▶ _To do_:
Your copy of the material must match it exactly, except that pictures are dropped.

(Dataset records)

* * * * * * *

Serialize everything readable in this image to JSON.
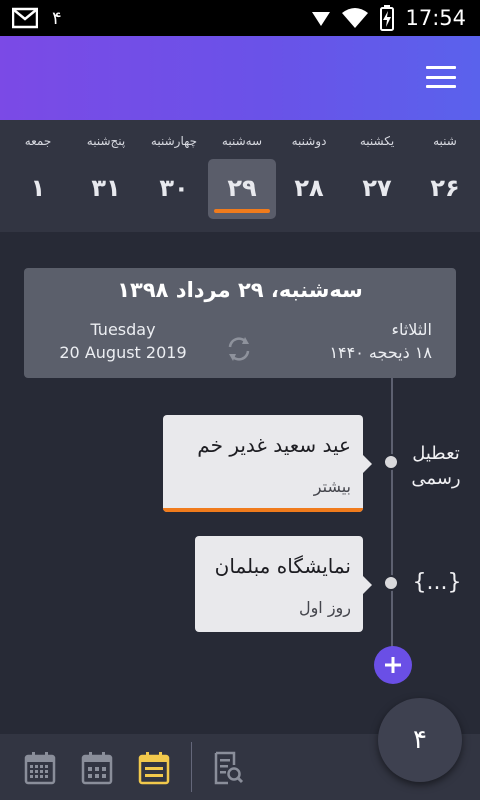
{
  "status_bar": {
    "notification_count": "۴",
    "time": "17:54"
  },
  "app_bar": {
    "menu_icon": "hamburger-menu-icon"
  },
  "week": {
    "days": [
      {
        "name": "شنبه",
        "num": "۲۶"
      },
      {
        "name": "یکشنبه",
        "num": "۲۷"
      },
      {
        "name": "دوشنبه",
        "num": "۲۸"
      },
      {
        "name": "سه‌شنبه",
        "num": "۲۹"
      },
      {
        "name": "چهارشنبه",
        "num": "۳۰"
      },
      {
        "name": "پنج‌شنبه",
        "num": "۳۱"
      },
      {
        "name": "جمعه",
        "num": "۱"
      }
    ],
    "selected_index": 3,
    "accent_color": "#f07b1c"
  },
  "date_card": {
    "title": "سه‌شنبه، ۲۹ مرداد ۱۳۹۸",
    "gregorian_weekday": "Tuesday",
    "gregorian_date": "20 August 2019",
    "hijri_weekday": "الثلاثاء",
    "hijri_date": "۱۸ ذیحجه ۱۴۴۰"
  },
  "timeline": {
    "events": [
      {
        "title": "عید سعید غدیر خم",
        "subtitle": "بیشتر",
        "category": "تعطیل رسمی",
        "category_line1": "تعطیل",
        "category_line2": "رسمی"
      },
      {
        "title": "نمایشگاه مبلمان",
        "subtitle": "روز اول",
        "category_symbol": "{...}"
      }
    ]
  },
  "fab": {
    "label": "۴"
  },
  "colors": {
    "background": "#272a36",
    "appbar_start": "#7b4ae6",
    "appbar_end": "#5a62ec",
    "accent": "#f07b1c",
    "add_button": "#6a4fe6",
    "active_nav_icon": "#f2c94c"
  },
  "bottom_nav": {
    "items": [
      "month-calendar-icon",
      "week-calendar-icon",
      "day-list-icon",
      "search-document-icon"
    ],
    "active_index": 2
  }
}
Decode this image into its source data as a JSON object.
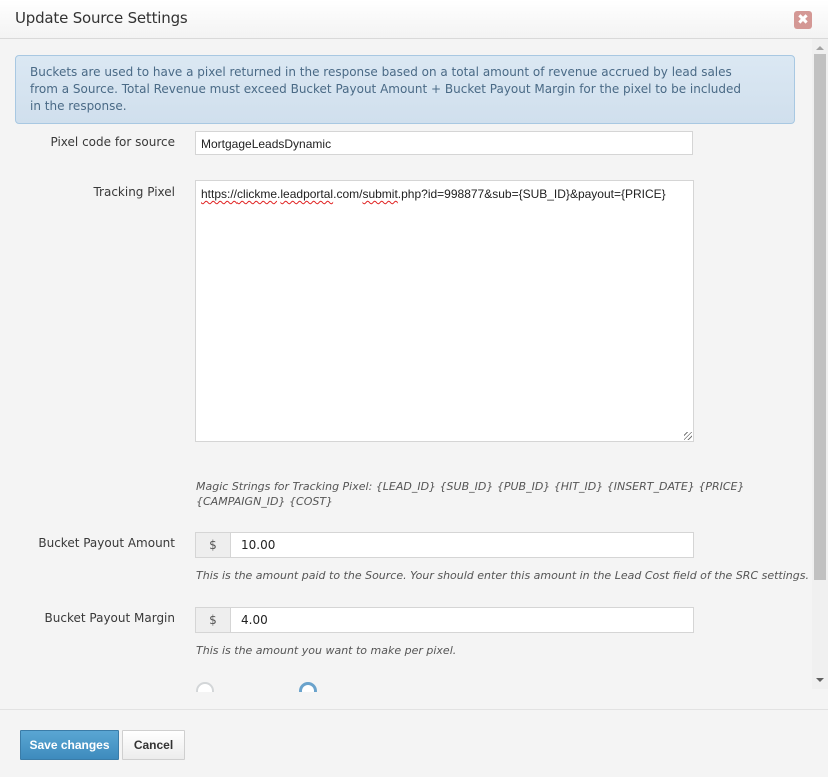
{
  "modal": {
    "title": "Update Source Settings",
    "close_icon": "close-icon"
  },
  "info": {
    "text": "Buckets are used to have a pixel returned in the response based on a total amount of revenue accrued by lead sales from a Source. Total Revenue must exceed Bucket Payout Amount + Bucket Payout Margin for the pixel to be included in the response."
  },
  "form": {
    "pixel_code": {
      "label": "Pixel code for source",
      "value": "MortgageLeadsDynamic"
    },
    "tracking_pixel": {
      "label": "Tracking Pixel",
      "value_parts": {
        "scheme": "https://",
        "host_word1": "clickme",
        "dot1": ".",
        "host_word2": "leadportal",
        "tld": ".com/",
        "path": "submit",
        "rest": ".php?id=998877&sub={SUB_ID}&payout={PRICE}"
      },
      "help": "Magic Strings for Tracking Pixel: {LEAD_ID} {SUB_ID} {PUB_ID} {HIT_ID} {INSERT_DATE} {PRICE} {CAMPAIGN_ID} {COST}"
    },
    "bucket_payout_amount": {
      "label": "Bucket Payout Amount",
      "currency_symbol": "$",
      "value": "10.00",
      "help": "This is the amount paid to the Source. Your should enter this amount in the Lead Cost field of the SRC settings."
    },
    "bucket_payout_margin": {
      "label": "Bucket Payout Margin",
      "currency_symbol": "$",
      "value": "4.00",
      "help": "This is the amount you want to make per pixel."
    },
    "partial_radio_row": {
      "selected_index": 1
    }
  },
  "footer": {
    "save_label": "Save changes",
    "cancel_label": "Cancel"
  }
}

* * * * * * *

▶ _Task response_:
Serialize everything readable in this image to JSON.
{
  "status_bar": {
    "notification_count": "۴",
    "time": "17:54"
  },
  "app_bar": {
    "menu_icon": "hamburger-menu-icon"
  },
  "week": {
    "days": [
      {
        "name": "شنبه",
        "num": "۲۶"
      },
      {
        "name": "یکشنبه",
        "num": "۲۷"
      },
      {
        "name": "دوشنبه",
        "num": "۲۸"
      },
      {
        "name": "سه‌شنبه",
        "num": "۲۹"
      },
      {
        "name": "چهارشنبه",
        "num": "۳۰"
      },
      {
        "name": "پنج‌شنبه",
        "num": "۳۱"
      },
      {
        "name": "جمعه",
        "num": "۱"
      }
    ],
    "selected_index": 3,
    "accent_color": "#f07b1c"
  },
  "date_card": {
    "title": "سه‌شنبه، ۲۹ مرداد ۱۳۹۸",
    "gregorian_weekday": "Tuesday",
    "gregorian_date": "20 August 2019",
    "hijri_weekday": "الثلاثاء",
    "hijri_date": "۱۸ ذیحجه ۱۴۴۰"
  },
  "timeline": {
    "events": [
      {
        "title": "عید سعید غدیر خم",
        "subtitle": "بیشتر",
        "category": "تعطیل رسمی",
        "category_line1": "تعطیل",
        "category_line2": "رسمی"
      },
      {
        "title": "نمایشگاه مبلمان",
        "subtitle": "روز اول",
        "category_symbol": "{...}"
      }
    ]
  },
  "fab": {
    "label": "۴"
  },
  "colors": {
    "background": "#272a36",
    "appbar_start": "#7b4ae6",
    "appbar_end": "#5a62ec",
    "accent": "#f07b1c",
    "add_button": "#6a4fe6",
    "active_nav_icon": "#f2c94c"
  },
  "bottom_nav": {
    "items": [
      "month-calendar-icon",
      "week-calendar-icon",
      "day-list-icon",
      "search-document-icon"
    ],
    "active_index": 2
  }
}
Decode this image into its source data as a JSON object.
{
  "modal": {
    "title": "Update Source Settings",
    "close_icon": "close-icon"
  },
  "info": {
    "text": "Buckets are used to have a pixel returned in the response based on a total amount of revenue accrued by lead sales from a Source. Total Revenue must exceed Bucket Payout Amount + Bucket Payout Margin for the pixel to be included in the response."
  },
  "form": {
    "pixel_code": {
      "label": "Pixel code for source",
      "value": "MortgageLeadsDynamic"
    },
    "tracking_pixel": {
      "label": "Tracking Pixel",
      "value_parts": {
        "scheme": "https://",
        "host_word1": "clickme",
        "dot1": ".",
        "host_word2": "leadportal",
        "tld": ".com/",
        "path": "submit",
        "rest": ".php?id=998877&sub={SUB_ID}&payout={PRICE}"
      },
      "help": "Magic Strings for Tracking Pixel: {LEAD_ID} {SUB_ID} {PUB_ID} {HIT_ID} {INSERT_DATE} {PRICE} {CAMPAIGN_ID} {COST}"
    },
    "bucket_payout_amount": {
      "label": "Bucket Payout Amount",
      "currency_symbol": "$",
      "value": "10.00",
      "help": "This is the amount paid to the Source. Your should enter this amount in the Lead Cost field of the SRC settings."
    },
    "bucket_payout_margin": {
      "label": "Bucket Payout Margin",
      "currency_symbol": "$",
      "value": "4.00",
      "help": "This is the amount you want to make per pixel."
    },
    "partial_radio_row": {
      "selected_index": 1
    }
  },
  "footer": {
    "save_label": "Save changes",
    "cancel_label": "Cancel"
  }
}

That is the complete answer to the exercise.